• Task description: Ignoring every picture, transcribe the data in full as it stands.

***** Provided material

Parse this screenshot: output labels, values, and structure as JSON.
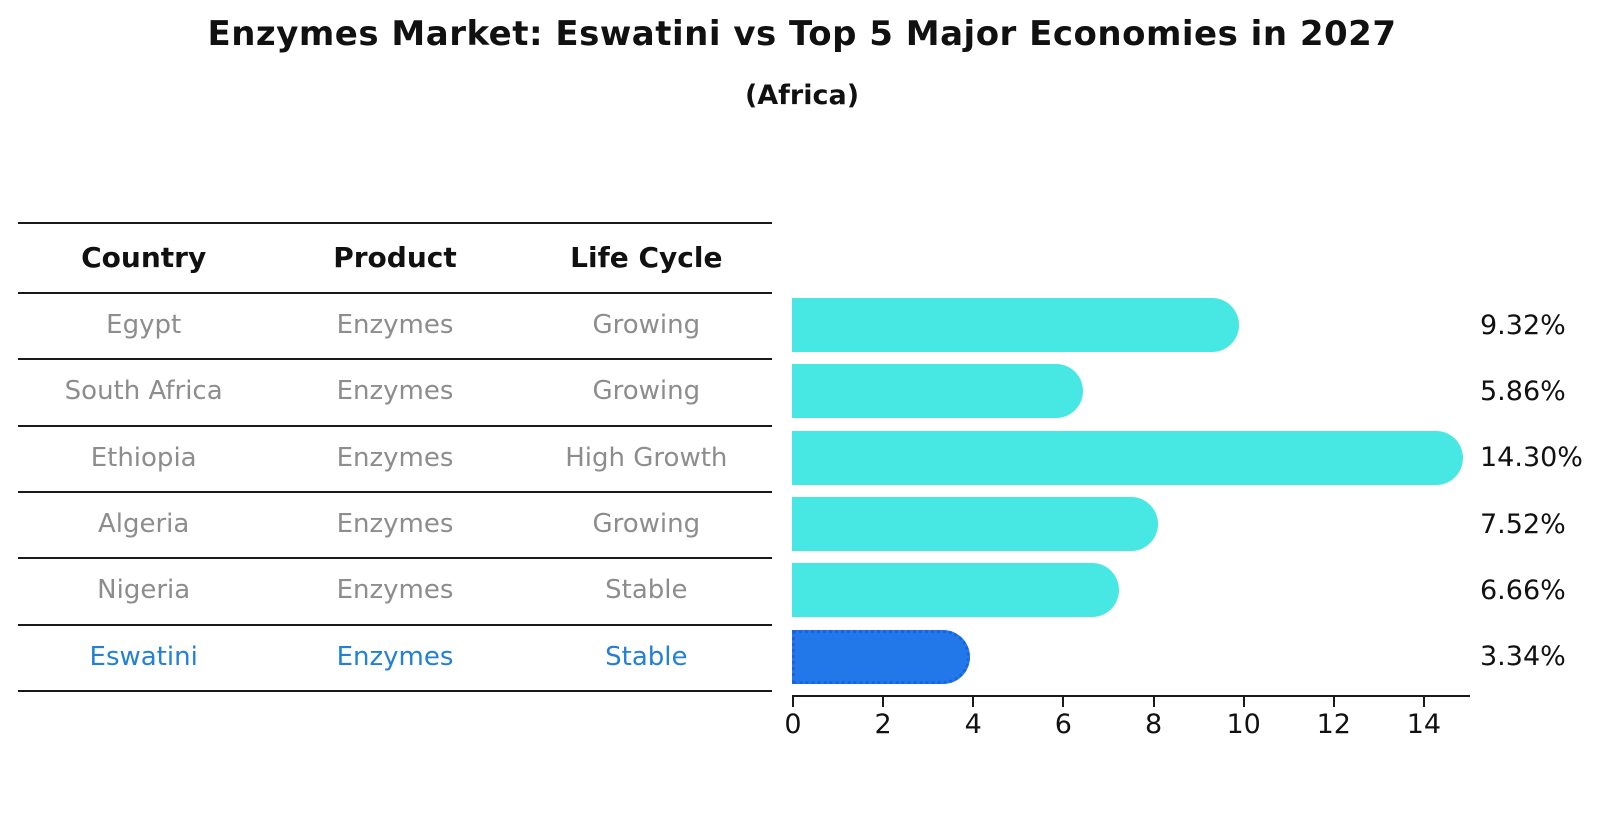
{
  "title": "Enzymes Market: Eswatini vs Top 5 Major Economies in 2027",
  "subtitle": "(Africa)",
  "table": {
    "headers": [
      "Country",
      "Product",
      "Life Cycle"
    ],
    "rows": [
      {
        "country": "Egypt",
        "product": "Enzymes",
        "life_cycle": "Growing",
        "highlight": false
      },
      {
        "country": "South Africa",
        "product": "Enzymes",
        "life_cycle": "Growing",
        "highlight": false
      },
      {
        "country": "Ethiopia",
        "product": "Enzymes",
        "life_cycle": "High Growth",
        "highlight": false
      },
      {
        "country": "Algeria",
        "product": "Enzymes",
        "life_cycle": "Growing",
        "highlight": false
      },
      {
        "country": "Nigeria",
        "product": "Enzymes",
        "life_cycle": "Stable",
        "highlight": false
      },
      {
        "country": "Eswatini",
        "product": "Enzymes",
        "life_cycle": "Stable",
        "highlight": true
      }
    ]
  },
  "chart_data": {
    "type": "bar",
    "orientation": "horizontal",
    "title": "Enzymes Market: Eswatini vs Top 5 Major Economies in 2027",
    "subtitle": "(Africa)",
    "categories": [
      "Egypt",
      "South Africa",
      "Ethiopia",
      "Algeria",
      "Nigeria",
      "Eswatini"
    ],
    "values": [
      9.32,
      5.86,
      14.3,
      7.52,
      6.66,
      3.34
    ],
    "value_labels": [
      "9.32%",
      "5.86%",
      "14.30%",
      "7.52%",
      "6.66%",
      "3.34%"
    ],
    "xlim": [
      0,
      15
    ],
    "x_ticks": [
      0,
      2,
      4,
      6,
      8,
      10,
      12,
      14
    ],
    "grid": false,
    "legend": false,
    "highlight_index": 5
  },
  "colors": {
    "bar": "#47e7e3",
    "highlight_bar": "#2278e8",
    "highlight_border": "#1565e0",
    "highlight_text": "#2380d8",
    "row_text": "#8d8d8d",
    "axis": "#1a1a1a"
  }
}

**********

• The completed task:
Parse this screenshot: output labels, values, and structure as JSON.
{
  "title": "Enzymes Market: Eswatini vs Top 5 Major Economies in 2027",
  "subtitle": "(Africa)",
  "table": {
    "headers": [
      "Country",
      "Product",
      "Life Cycle"
    ],
    "rows": [
      {
        "country": "Egypt",
        "product": "Enzymes",
        "life_cycle": "Growing",
        "highlight": false
      },
      {
        "country": "South Africa",
        "product": "Enzymes",
        "life_cycle": "Growing",
        "highlight": false
      },
      {
        "country": "Ethiopia",
        "product": "Enzymes",
        "life_cycle": "High Growth",
        "highlight": false
      },
      {
        "country": "Algeria",
        "product": "Enzymes",
        "life_cycle": "Growing",
        "highlight": false
      },
      {
        "country": "Nigeria",
        "product": "Enzymes",
        "life_cycle": "Stable",
        "highlight": false
      },
      {
        "country": "Eswatini",
        "product": "Enzymes",
        "life_cycle": "Stable",
        "highlight": true
      }
    ]
  },
  "chart_data": {
    "type": "bar",
    "orientation": "horizontal",
    "title": "Enzymes Market: Eswatini vs Top 5 Major Economies in 2027",
    "subtitle": "(Africa)",
    "categories": [
      "Egypt",
      "South Africa",
      "Ethiopia",
      "Algeria",
      "Nigeria",
      "Eswatini"
    ],
    "values": [
      9.32,
      5.86,
      14.3,
      7.52,
      6.66,
      3.34
    ],
    "value_labels": [
      "9.32%",
      "5.86%",
      "14.30%",
      "7.52%",
      "6.66%",
      "3.34%"
    ],
    "xlim": [
      0,
      15
    ],
    "x_ticks": [
      0,
      2,
      4,
      6,
      8,
      10,
      12,
      14
    ],
    "grid": false,
    "legend": false,
    "highlight_index": 5
  },
  "colors": {
    "bar": "#47e7e3",
    "highlight_bar": "#2278e8",
    "highlight_border": "#1565e0",
    "highlight_text": "#2380d8",
    "row_text": "#8d8d8d",
    "axis": "#1a1a1a"
  }
}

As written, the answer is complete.